● **WRITTEN REQUEST**: Your task is to transcribe all of the data below exactly, omitting the images.

● **PROVIDED RECORDS**:
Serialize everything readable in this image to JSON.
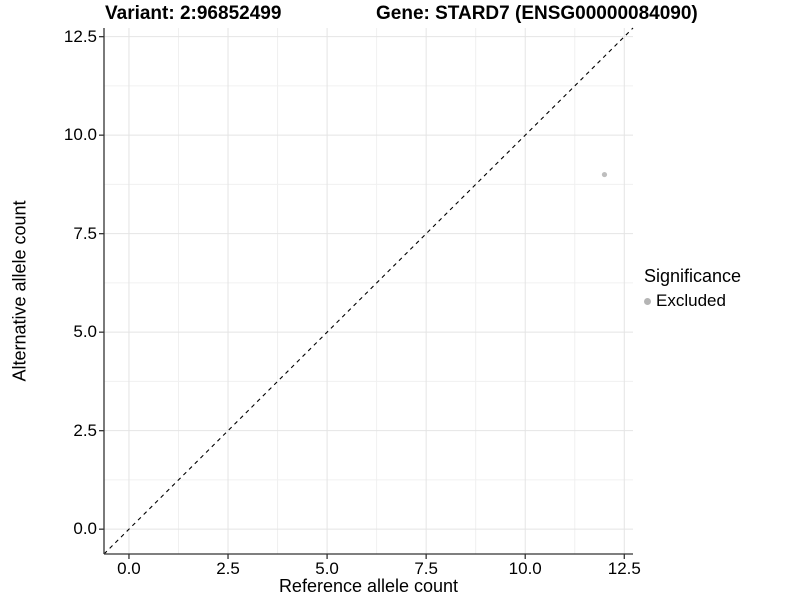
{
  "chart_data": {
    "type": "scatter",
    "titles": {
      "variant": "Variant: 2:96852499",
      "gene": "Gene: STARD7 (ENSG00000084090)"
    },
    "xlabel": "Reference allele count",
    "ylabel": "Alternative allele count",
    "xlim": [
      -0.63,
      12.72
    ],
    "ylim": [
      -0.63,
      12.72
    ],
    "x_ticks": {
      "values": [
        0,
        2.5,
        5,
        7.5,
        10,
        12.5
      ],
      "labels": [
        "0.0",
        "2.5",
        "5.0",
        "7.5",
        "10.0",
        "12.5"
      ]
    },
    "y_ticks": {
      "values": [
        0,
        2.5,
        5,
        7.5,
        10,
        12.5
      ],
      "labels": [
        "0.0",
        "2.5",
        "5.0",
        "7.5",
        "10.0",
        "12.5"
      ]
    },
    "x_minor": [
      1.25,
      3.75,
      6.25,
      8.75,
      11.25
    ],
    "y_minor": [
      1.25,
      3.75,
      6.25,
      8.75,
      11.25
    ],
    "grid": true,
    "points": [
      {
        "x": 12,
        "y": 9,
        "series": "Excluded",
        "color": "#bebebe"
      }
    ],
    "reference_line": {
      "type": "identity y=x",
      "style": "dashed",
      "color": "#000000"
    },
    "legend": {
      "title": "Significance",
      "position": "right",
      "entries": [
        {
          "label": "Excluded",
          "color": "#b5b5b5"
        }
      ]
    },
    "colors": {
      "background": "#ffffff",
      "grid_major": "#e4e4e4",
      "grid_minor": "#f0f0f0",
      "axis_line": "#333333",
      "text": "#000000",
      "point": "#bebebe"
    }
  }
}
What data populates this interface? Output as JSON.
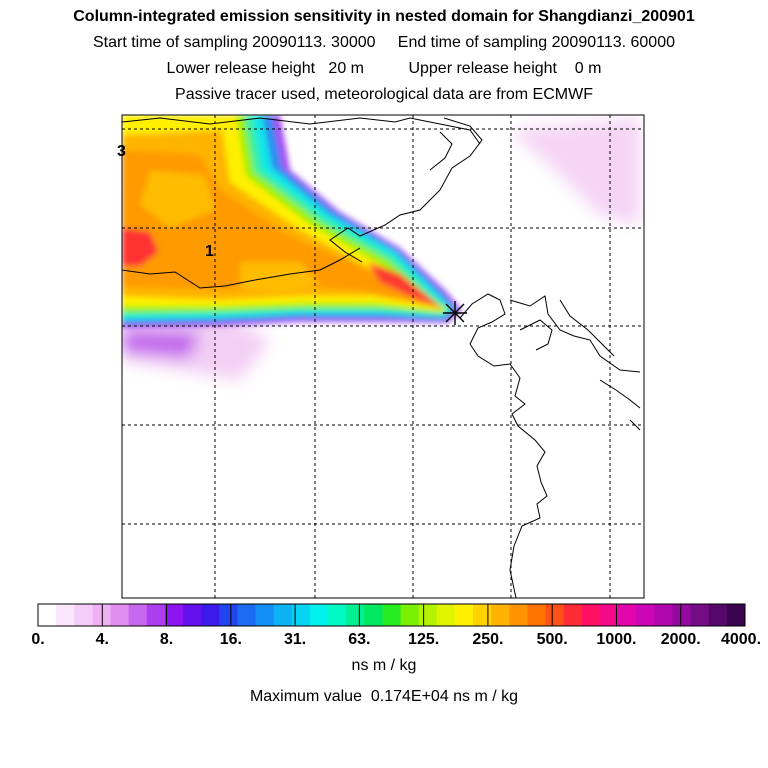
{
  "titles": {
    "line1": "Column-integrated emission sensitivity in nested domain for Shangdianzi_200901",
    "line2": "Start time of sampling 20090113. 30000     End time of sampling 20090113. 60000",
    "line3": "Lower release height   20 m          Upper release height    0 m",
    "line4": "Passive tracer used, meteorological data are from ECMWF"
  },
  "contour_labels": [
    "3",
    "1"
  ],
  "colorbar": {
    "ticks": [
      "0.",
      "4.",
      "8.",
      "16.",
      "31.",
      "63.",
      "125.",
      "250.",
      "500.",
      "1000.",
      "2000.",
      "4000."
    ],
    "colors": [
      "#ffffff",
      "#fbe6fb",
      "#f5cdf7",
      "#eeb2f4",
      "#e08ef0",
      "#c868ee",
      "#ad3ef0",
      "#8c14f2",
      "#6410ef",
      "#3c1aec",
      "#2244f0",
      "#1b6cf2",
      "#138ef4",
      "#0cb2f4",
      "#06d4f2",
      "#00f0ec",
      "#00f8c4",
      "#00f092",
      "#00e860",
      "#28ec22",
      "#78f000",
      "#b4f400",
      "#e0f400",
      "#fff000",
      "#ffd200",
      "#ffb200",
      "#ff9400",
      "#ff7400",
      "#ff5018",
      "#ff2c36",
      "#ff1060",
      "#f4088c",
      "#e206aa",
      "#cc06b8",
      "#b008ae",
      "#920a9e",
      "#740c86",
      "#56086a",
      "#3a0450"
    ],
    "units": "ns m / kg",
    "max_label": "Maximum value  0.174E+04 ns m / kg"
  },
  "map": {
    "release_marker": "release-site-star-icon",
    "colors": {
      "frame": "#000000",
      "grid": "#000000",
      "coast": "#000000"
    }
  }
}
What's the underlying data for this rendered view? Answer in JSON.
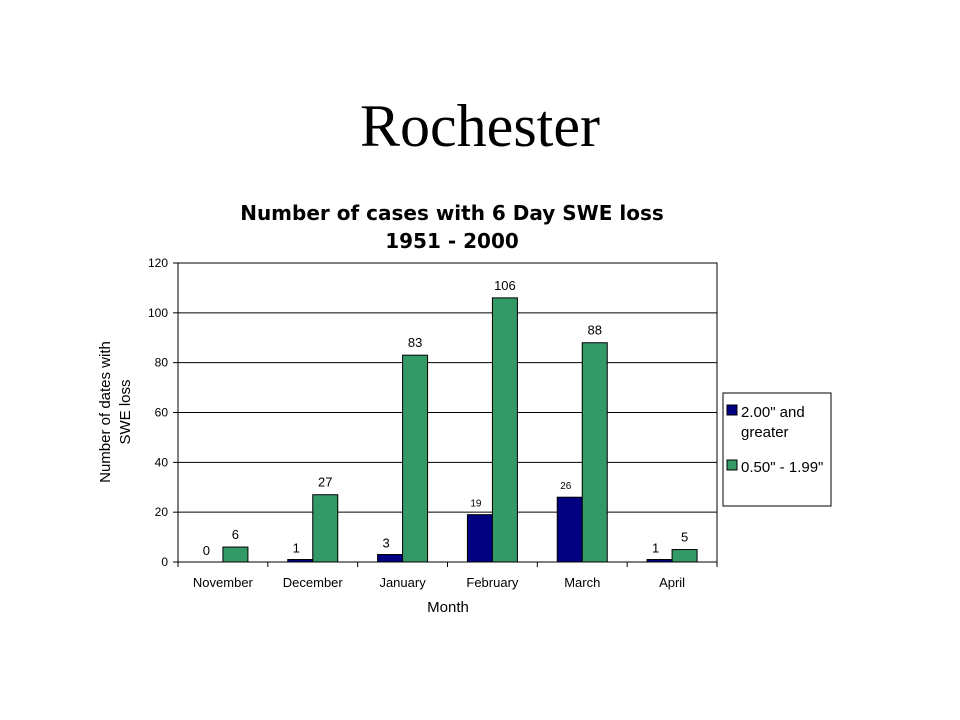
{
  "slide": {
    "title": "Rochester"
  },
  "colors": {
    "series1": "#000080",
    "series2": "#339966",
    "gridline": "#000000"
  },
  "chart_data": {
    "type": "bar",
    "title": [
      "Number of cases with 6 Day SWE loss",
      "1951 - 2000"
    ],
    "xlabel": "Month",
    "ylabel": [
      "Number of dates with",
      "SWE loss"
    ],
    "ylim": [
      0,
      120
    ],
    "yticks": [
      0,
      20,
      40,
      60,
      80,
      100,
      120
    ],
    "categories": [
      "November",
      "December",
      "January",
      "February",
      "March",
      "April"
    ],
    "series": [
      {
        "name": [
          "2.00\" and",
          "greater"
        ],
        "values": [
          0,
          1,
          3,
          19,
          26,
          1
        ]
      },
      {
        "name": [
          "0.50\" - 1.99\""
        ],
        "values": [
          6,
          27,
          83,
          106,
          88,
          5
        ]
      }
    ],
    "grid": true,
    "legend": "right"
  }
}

● **THE SOLUTION**:
Serialize everything readable in this image to JSON.
{
  "chart_data": {
    "type": "scatter",
    "titles": {
      "variant": "Variant: 2:96852499",
      "gene": "Gene: STARD7 (ENSG00000084090)"
    },
    "xlabel": "Reference allele count",
    "ylabel": "Alternative allele count",
    "xlim": [
      -0.63,
      12.72
    ],
    "ylim": [
      -0.63,
      12.72
    ],
    "x_ticks": {
      "values": [
        0,
        2.5,
        5,
        7.5,
        10,
        12.5
      ],
      "labels": [
        "0.0",
        "2.5",
        "5.0",
        "7.5",
        "10.0",
        "12.5"
      ]
    },
    "y_ticks": {
      "values": [
        0,
        2.5,
        5,
        7.5,
        10,
        12.5
      ],
      "labels": [
        "0.0",
        "2.5",
        "5.0",
        "7.5",
        "10.0",
        "12.5"
      ]
    },
    "x_minor": [
      1.25,
      3.75,
      6.25,
      8.75,
      11.25
    ],
    "y_minor": [
      1.25,
      3.75,
      6.25,
      8.75,
      11.25
    ],
    "grid": true,
    "points": [
      {
        "x": 12,
        "y": 9,
        "series": "Excluded",
        "color": "#bebebe"
      }
    ],
    "reference_line": {
      "type": "identity y=x",
      "style": "dashed",
      "color": "#000000"
    },
    "legend": {
      "title": "Significance",
      "position": "right",
      "entries": [
        {
          "label": "Excluded",
          "color": "#b5b5b5"
        }
      ]
    },
    "colors": {
      "background": "#ffffff",
      "grid_major": "#e4e4e4",
      "grid_minor": "#f0f0f0",
      "axis_line": "#333333",
      "text": "#000000",
      "point": "#bebebe"
    }
  }
}
What data populates this interface? Output as JSON.
{
  "titles": {
    "line1": "Column-integrated emission sensitivity in nested domain for Shangdianzi_200901",
    "line2": "Start time of sampling 20090113. 30000     End time of sampling 20090113. 60000",
    "line3": "Lower release height   20 m          Upper release height    0 m",
    "line4": "Passive tracer used, meteorological data are from ECMWF"
  },
  "contour_labels": [
    "3",
    "1"
  ],
  "colorbar": {
    "ticks": [
      "0.",
      "4.",
      "8.",
      "16.",
      "31.",
      "63.",
      "125.",
      "250.",
      "500.",
      "1000.",
      "2000.",
      "4000."
    ],
    "colors": [
      "#ffffff",
      "#fbe6fb",
      "#f5cdf7",
      "#eeb2f4",
      "#e08ef0",
      "#c868ee",
      "#ad3ef0",
      "#8c14f2",
      "#6410ef",
      "#3c1aec",
      "#2244f0",
      "#1b6cf2",
      "#138ef4",
      "#0cb2f4",
      "#06d4f2",
      "#00f0ec",
      "#00f8c4",
      "#00f092",
      "#00e860",
      "#28ec22",
      "#78f000",
      "#b4f400",
      "#e0f400",
      "#fff000",
      "#ffd200",
      "#ffb200",
      "#ff9400",
      "#ff7400",
      "#ff5018",
      "#ff2c36",
      "#ff1060",
      "#f4088c",
      "#e206aa",
      "#cc06b8",
      "#b008ae",
      "#920a9e",
      "#740c86",
      "#56086a",
      "#3a0450"
    ],
    "units": "ns m / kg",
    "max_label": "Maximum value  0.174E+04 ns m / kg"
  },
  "map": {
    "release_marker": "release-site-star-icon",
    "colors": {
      "frame": "#000000",
      "grid": "#000000",
      "coast": "#000000"
    }
  }
}
What's the underlying data for this rendered view? Answer in JSON.
{
  "slide": {
    "title": "Rochester"
  },
  "colors": {
    "series1": "#000080",
    "series2": "#339966",
    "gridline": "#000000"
  },
  "chart_data": {
    "type": "bar",
    "title": [
      "Number of cases with 6 Day SWE loss",
      "1951 - 2000"
    ],
    "xlabel": "Month",
    "ylabel": [
      "Number of dates with",
      "SWE loss"
    ],
    "ylim": [
      0,
      120
    ],
    "yticks": [
      0,
      20,
      40,
      60,
      80,
      100,
      120
    ],
    "categories": [
      "November",
      "December",
      "January",
      "February",
      "March",
      "April"
    ],
    "series": [
      {
        "name": [
          "2.00\" and",
          "greater"
        ],
        "values": [
          0,
          1,
          3,
          19,
          26,
          1
        ]
      },
      {
        "name": [
          "0.50\" - 1.99\""
        ],
        "values": [
          6,
          27,
          83,
          106,
          88,
          5
        ]
      }
    ],
    "grid": true,
    "legend": "right"
  }
}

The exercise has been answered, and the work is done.